__WRITTEN TASK__:
Report only how many lines hold the word "ohjeistus".
-- START --
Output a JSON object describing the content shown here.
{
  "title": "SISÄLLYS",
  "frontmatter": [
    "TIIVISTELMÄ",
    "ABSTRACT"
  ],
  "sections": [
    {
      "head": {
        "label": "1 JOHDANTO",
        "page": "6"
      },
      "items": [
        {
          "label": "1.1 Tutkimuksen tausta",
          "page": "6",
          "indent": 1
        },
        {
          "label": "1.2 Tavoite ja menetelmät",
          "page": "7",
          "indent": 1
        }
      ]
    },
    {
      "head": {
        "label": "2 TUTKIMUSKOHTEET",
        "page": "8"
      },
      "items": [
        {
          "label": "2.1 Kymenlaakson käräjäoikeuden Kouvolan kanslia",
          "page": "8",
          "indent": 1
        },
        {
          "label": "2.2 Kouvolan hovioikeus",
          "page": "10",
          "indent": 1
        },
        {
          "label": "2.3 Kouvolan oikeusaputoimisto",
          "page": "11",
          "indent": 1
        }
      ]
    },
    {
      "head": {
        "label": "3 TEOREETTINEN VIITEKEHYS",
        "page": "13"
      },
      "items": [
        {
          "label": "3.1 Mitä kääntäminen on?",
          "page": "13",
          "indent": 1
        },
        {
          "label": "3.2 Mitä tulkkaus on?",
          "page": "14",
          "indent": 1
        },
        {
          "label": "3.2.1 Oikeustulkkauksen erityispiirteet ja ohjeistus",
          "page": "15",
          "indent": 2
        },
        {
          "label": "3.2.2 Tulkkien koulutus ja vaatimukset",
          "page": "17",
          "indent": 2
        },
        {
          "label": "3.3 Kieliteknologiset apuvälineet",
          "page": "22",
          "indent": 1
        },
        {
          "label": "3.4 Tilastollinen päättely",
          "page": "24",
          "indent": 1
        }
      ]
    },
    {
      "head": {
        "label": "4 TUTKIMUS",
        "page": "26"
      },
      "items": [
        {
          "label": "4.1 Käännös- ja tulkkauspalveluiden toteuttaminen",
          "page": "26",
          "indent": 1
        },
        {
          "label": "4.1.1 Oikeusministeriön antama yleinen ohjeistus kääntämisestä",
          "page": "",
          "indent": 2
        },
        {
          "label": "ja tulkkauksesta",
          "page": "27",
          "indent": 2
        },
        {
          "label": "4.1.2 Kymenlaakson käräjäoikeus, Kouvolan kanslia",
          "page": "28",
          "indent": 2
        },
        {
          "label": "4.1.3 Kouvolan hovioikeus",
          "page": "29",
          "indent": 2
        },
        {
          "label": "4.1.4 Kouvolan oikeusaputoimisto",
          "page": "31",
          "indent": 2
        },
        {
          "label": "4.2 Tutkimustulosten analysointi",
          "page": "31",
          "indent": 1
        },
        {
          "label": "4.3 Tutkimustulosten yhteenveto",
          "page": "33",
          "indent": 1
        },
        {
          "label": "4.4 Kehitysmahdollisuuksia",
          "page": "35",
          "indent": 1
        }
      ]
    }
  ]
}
-- END --
__SOLUTION TO THIS PROBLEM__:
2